(Dataset entries)
--- Begin ---
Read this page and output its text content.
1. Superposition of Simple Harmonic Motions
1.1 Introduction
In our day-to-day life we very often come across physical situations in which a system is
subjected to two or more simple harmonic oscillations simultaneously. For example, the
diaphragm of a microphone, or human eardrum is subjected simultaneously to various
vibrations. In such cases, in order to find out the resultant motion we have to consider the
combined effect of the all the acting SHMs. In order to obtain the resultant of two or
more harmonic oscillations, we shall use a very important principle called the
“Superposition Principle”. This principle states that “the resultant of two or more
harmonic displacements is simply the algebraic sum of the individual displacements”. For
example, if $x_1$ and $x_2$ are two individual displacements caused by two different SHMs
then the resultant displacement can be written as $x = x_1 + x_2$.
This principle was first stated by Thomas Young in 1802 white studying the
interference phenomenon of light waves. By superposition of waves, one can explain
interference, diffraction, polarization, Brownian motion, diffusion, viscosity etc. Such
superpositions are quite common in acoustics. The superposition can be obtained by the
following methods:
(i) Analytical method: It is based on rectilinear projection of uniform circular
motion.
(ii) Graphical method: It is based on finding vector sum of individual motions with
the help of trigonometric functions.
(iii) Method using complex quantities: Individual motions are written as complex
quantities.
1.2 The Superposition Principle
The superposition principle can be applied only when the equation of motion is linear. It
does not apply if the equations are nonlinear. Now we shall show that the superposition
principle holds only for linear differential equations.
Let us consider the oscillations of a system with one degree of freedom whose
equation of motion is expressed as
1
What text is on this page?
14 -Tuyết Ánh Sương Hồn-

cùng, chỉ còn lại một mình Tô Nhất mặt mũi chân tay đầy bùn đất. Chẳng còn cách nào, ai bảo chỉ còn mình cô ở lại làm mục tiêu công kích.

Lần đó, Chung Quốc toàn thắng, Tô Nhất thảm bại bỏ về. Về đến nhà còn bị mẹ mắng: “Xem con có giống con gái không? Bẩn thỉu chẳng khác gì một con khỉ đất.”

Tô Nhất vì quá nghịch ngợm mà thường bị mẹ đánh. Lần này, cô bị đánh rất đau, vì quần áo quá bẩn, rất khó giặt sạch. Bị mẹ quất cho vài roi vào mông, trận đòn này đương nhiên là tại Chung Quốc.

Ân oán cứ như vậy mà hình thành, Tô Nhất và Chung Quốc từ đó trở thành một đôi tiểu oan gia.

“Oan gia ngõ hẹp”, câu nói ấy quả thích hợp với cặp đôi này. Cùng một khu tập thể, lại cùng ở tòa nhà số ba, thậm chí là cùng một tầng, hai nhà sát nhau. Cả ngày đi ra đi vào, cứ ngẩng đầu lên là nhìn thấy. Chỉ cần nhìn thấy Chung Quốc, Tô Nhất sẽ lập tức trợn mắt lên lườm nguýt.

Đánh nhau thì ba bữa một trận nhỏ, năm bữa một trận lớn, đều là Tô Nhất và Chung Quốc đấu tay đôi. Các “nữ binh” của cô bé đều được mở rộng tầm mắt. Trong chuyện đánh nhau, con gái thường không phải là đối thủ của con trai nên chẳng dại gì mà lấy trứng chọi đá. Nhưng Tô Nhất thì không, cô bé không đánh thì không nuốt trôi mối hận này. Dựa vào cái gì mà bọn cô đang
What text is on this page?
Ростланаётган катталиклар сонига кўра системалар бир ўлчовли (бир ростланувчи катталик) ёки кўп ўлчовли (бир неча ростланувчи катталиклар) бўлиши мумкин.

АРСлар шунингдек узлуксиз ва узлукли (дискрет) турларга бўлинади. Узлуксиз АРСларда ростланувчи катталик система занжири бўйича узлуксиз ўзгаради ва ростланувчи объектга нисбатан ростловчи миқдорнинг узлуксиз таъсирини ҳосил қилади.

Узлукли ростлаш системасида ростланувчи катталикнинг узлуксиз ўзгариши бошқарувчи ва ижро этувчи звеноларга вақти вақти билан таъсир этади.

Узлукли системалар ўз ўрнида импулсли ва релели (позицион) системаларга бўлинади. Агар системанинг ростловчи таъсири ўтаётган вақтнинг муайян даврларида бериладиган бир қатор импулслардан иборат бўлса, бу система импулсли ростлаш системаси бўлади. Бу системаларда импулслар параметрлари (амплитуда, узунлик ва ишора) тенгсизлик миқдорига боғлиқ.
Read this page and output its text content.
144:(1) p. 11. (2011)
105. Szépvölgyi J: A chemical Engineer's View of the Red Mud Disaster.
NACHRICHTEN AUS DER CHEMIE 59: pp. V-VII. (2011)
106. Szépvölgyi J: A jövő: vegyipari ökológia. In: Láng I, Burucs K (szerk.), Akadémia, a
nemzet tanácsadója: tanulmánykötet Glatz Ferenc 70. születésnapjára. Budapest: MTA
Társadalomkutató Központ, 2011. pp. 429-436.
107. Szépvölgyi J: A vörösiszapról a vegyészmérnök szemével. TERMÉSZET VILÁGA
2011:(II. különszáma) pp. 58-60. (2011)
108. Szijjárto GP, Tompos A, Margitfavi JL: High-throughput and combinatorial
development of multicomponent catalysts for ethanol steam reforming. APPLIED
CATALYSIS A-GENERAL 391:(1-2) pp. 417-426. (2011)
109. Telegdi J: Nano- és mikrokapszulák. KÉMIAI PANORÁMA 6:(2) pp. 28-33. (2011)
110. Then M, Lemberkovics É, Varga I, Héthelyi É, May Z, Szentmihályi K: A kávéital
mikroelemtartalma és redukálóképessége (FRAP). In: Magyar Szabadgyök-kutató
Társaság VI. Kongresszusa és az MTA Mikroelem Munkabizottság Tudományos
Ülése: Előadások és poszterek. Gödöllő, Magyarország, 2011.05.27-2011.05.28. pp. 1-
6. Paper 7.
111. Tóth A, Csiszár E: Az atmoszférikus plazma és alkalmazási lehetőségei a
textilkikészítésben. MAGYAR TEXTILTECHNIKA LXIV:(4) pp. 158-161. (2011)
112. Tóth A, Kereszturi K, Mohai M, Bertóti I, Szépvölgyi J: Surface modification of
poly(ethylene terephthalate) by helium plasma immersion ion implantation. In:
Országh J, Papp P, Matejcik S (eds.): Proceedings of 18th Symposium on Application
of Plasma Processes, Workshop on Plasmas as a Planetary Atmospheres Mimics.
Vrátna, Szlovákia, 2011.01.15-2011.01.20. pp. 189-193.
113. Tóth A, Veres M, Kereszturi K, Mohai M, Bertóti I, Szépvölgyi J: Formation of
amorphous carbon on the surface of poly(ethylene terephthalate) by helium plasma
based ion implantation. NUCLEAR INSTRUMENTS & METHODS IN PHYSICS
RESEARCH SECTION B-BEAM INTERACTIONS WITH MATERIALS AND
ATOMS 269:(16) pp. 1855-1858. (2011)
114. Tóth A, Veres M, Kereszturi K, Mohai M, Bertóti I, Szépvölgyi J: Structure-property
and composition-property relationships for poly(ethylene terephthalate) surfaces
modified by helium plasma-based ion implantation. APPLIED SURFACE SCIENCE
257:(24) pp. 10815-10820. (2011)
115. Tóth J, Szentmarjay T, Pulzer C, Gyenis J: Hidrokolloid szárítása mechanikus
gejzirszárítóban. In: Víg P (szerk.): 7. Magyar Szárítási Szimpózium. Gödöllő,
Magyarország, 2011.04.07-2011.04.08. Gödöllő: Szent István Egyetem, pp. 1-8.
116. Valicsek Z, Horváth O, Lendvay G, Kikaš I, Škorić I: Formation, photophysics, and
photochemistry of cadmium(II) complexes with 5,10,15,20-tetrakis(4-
--- End ---
→ **GIVEN TASK**: Within the listing above, find every line containing the string "Kereszturi" and return it.

→ **WORKED ANSWER**:
112. Tóth A, Kereszturi K, Mohai M, Bertóti I, Szépvölgyi J: Surface modification of
113. Tóth A, Veres M, Kereszturi K, Mohai M, Bertóti I, Szépvölgyi J: Formation of
114. Tóth A, Veres M, Kereszturi K, Mohai M, Bertóti I, Szépvölgyi J: Structure-property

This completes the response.